Exercise prompt ▸ Below is a set of records. Repeat all of them exactly.

** BEGIN Supplied information **

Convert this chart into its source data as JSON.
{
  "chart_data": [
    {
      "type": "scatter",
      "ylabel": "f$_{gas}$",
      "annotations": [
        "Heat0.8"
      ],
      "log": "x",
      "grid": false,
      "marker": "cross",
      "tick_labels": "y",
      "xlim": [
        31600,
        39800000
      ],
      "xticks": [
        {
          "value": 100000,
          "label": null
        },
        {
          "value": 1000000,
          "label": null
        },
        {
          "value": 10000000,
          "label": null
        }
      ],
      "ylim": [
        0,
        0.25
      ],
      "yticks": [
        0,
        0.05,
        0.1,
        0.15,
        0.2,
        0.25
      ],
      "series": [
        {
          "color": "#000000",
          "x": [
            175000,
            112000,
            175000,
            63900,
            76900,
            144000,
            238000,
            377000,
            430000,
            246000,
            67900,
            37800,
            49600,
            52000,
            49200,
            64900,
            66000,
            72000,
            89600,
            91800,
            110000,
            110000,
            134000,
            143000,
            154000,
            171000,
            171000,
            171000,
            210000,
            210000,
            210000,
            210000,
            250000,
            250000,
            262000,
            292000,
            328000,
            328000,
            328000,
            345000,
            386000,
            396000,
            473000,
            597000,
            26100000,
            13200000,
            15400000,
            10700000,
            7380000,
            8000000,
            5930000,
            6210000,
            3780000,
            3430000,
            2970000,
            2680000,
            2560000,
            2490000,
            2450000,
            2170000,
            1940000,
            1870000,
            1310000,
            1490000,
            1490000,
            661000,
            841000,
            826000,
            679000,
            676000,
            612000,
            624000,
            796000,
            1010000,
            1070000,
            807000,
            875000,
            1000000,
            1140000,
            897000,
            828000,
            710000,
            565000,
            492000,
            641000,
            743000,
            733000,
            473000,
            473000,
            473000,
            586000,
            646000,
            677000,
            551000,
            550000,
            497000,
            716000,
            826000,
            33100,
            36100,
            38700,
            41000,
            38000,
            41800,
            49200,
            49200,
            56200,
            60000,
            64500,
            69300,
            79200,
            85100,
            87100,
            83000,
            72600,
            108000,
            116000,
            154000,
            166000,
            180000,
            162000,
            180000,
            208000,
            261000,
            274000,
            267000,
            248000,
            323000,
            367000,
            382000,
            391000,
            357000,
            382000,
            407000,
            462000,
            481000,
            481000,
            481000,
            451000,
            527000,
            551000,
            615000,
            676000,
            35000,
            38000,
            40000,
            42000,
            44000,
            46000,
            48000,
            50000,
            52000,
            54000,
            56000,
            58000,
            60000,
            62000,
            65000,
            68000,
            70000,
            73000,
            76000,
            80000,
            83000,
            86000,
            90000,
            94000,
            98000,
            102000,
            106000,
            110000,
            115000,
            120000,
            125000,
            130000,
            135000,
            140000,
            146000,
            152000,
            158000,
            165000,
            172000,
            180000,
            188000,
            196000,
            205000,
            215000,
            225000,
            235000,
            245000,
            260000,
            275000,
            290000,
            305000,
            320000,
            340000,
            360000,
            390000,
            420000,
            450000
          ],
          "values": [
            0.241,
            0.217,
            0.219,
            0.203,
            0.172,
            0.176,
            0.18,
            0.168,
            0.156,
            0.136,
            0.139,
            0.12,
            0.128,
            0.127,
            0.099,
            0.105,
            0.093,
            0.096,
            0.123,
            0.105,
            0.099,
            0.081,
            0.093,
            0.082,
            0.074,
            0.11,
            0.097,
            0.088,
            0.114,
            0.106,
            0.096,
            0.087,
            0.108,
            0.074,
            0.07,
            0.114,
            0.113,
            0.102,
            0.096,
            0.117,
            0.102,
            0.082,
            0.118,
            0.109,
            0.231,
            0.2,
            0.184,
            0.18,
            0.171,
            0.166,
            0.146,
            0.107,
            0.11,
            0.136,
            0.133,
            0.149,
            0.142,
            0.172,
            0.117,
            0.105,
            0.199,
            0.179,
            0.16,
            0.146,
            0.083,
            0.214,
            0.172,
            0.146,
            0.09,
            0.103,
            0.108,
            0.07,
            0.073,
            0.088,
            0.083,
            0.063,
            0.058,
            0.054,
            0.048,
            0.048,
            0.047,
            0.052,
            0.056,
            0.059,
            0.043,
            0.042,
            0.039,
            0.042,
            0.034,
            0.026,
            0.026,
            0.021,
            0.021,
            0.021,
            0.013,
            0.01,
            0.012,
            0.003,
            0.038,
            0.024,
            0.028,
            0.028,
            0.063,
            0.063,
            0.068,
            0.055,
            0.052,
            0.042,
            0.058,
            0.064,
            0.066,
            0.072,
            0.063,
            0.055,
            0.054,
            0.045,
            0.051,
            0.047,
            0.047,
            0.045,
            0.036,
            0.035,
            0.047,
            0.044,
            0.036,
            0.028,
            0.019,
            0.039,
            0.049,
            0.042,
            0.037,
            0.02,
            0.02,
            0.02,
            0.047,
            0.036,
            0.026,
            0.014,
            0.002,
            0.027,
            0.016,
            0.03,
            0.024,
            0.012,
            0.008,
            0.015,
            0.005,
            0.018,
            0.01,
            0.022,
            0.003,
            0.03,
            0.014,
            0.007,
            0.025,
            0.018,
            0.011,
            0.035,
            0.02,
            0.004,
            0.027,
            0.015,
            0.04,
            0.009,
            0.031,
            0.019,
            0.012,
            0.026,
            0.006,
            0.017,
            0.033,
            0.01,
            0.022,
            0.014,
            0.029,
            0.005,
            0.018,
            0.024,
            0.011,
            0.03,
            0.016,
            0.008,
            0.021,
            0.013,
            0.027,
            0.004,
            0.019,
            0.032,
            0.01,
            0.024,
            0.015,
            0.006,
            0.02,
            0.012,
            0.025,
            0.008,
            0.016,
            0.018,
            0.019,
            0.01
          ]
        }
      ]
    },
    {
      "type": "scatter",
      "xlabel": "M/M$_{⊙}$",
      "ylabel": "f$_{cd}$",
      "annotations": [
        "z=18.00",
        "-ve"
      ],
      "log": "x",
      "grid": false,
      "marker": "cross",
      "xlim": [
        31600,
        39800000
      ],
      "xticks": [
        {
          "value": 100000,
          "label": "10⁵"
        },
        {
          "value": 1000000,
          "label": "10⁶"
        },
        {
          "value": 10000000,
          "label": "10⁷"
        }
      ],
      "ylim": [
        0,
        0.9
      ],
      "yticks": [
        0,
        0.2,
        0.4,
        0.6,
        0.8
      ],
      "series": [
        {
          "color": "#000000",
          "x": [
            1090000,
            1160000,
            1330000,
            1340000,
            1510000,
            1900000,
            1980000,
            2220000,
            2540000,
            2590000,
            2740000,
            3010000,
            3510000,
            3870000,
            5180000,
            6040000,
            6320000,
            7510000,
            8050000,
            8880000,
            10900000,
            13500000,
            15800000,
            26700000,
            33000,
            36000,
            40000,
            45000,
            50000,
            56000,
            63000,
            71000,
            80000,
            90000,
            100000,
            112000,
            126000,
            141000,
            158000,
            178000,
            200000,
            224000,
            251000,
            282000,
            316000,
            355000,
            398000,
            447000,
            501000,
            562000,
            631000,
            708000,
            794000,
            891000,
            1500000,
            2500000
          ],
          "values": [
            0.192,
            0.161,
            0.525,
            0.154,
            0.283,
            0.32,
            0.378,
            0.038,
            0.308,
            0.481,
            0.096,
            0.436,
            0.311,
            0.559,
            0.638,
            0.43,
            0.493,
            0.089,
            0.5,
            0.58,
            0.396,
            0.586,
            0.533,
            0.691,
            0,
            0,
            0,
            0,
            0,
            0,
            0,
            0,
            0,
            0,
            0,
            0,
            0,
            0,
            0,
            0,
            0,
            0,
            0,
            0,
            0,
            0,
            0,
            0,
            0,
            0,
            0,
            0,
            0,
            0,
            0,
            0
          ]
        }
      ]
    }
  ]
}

** END Supplied information **

Answer to this exercise ▸
Convert this chart into its source data as JSON.
{
  "chart_data": [
    {
      "type": "scatter",
      "ylabel": "f$_{gas}$",
      "annotations": [
        "Heat0.8"
      ],
      "log": "x",
      "grid": false,
      "marker": "cross",
      "tick_labels": "y",
      "xlim": [
        31600,
        39800000
      ],
      "xticks": [
        {
          "value": 100000,
          "label": null
        },
        {
          "value": 1000000,
          "label": null
        },
        {
          "value": 10000000,
          "label": null
        }
      ],
      "ylim": [
        0,
        0.25
      ],
      "yticks": [
        0,
        0.05,
        0.1,
        0.15,
        0.2,
        0.25
      ],
      "series": [
        {
          "color": "#000000",
          "x": [
            175000,
            112000,
            175000,
            63900,
            76900,
            144000,
            238000,
            377000,
            430000,
            246000,
            67900,
            37800,
            49600,
            52000,
            49200,
            64900,
            66000,
            72000,
            89600,
            91800,
            110000,
            110000,
            134000,
            143000,
            154000,
            171000,
            171000,
            171000,
            210000,
            210000,
            210000,
            210000,
            250000,
            250000,
            262000,
            292000,
            328000,
            328000,
            328000,
            345000,
            386000,
            396000,
            473000,
            597000,
            26100000,
            13200000,
            15400000,
            10700000,
            7380000,
            8000000,
            5930000,
            6210000,
            3780000,
            3430000,
            2970000,
            2680000,
            2560000,
            2490000,
            2450000,
            2170000,
            1940000,
            1870000,
            1310000,
            1490000,
            1490000,
            661000,
            841000,
            826000,
            679000,
            676000,
            612000,
            624000,
            796000,
            1010000,
            1070000,
            807000,
            875000,
            1000000,
            1140000,
            897000,
            828000,
            710000,
            565000,
            492000,
            641000,
            743000,
            733000,
            473000,
            473000,
            473000,
            586000,
            646000,
            677000,
            551000,
            550000,
            497000,
            716000,
            826000,
            33100,
            36100,
            38700,
            41000,
            38000,
            41800,
            49200,
            49200,
            56200,
            60000,
            64500,
            69300,
            79200,
            85100,
            87100,
            83000,
            72600,
            108000,
            116000,
            154000,
            166000,
            180000,
            162000,
            180000,
            208000,
            261000,
            274000,
            267000,
            248000,
            323000,
            367000,
            382000,
            391000,
            357000,
            382000,
            407000,
            462000,
            481000,
            481000,
            481000,
            451000,
            527000,
            551000,
            615000,
            676000,
            35000,
            38000,
            40000,
            42000,
            44000,
            46000,
            48000,
            50000,
            52000,
            54000,
            56000,
            58000,
            60000,
            62000,
            65000,
            68000,
            70000,
            73000,
            76000,
            80000,
            83000,
            86000,
            90000,
            94000,
            98000,
            102000,
            106000,
            110000,
            115000,
            120000,
            125000,
            130000,
            135000,
            140000,
            146000,
            152000,
            158000,
            165000,
            172000,
            180000,
            188000,
            196000,
            205000,
            215000,
            225000,
            235000,
            245000,
            260000,
            275000,
            290000,
            305000,
            320000,
            340000,
            360000,
            390000,
            420000,
            450000
          ],
          "values": [
            0.241,
            0.217,
            0.219,
            0.203,
            0.172,
            0.176,
            0.18,
            0.168,
            0.156,
            0.136,
            0.139,
            0.12,
            0.128,
            0.127,
            0.099,
            0.105,
            0.093,
            0.096,
            0.123,
            0.105,
            0.099,
            0.081,
            0.093,
            0.082,
            0.074,
            0.11,
            0.097,
            0.088,
            0.114,
            0.106,
            0.096,
            0.087,
            0.108,
            0.074,
            0.07,
            0.114,
            0.113,
            0.102,
            0.096,
            0.117,
            0.102,
            0.082,
            0.118,
            0.109,
            0.231,
            0.2,
            0.184,
            0.18,
            0.171,
            0.166,
            0.146,
            0.107,
            0.11,
            0.136,
            0.133,
            0.149,
            0.142,
            0.172,
            0.117,
            0.105,
            0.199,
            0.179,
            0.16,
            0.146,
            0.083,
            0.214,
            0.172,
            0.146,
            0.09,
            0.103,
            0.108,
            0.07,
            0.073,
            0.088,
            0.083,
            0.063,
            0.058,
            0.054,
            0.048,
            0.048,
            0.047,
            0.052,
            0.056,
            0.059,
            0.043,
            0.042,
            0.039,
            0.042,
            0.034,
            0.026,
            0.026,
            0.021,
            0.021,
            0.021,
            0.013,
            0.01,
            0.012,
            0.003,
            0.038,
            0.024,
            0.028,
            0.028,
            0.063,
            0.063,
            0.068,
            0.055,
            0.052,
            0.042,
            0.058,
            0.064,
            0.066,
            0.072,
            0.063,
            0.055,
            0.054,
            0.045,
            0.051,
            0.047,
            0.047,
            0.045,
            0.036,
            0.035,
            0.047,
            0.044,
            0.036,
            0.028,
            0.019,
            0.039,
            0.049,
            0.042,
            0.037,
            0.02,
            0.02,
            0.02,
            0.047,
            0.036,
            0.026,
            0.014,
            0.002,
            0.027,
            0.016,
            0.03,
            0.024,
            0.012,
            0.008,
            0.015,
            0.005,
            0.018,
            0.01,
            0.022,
            0.003,
            0.03,
            0.014,
            0.007,
            0.025,
            0.018,
            0.011,
            0.035,
            0.02,
            0.004,
            0.027,
            0.015,
            0.04,
            0.009,
            0.031,
            0.019,
            0.012,
            0.026,
            0.006,
            0.017,
            0.033,
            0.01,
            0.022,
            0.014,
            0.029,
            0.005,
            0.018,
            0.024,
            0.011,
            0.03,
            0.016,
            0.008,
            0.021,
            0.013,
            0.027,
            0.004,
            0.019,
            0.032,
            0.01,
            0.024,
            0.015,
            0.006,
            0.02,
            0.012,
            0.025,
            0.008,
            0.016,
            0.018,
            0.019,
            0.01
          ]
        }
      ]
    },
    {
      "type": "scatter",
      "xlabel": "M/M$_{⊙}$",
      "ylabel": "f$_{cd}$",
      "annotations": [
        "z=18.00",
        "-ve"
      ],
      "log": "x",
      "grid": false,
      "marker": "cross",
      "xlim": [
        31600,
        39800000
      ],
      "xticks": [
        {
          "value": 100000,
          "label": "10⁵"
        },
        {
          "value": 1000000,
          "label": "10⁶"
        },
        {
          "value": 10000000,
          "label": "10⁷"
        }
      ],
      "ylim": [
        0,
        0.9
      ],
      "yticks": [
        0,
        0.2,
        0.4,
        0.6,
        0.8
      ],
      "series": [
        {
          "color": "#000000",
          "x": [
            1090000,
            1160000,
            1330000,
            1340000,
            1510000,
            1900000,
            1980000,
            2220000,
            2540000,
            2590000,
            2740000,
            3010000,
            3510000,
            3870000,
            5180000,
            6040000,
            6320000,
            7510000,
            8050000,
            8880000,
            10900000,
            13500000,
            15800000,
            26700000,
            33000,
            36000,
            40000,
            45000,
            50000,
            56000,
            63000,
            71000,
            80000,
            90000,
            100000,
            112000,
            126000,
            141000,
            158000,
            178000,
            200000,
            224000,
            251000,
            282000,
            316000,
            355000,
            398000,
            447000,
            501000,
            562000,
            631000,
            708000,
            794000,
            891000,
            1500000,
            2500000
          ],
          "values": [
            0.192,
            0.161,
            0.525,
            0.154,
            0.283,
            0.32,
            0.378,
            0.038,
            0.308,
            0.481,
            0.096,
            0.436,
            0.311,
            0.559,
            0.638,
            0.43,
            0.493,
            0.089,
            0.5,
            0.58,
            0.396,
            0.586,
            0.533,
            0.691,
            0,
            0,
            0,
            0,
            0,
            0,
            0,
            0,
            0,
            0,
            0,
            0,
            0,
            0,
            0,
            0,
            0,
            0,
            0,
            0,
            0,
            0,
            0,
            0,
            0,
            0,
            0,
            0,
            0,
            0,
            0,
            0
          ]
        }
      ]
    }
  ]
}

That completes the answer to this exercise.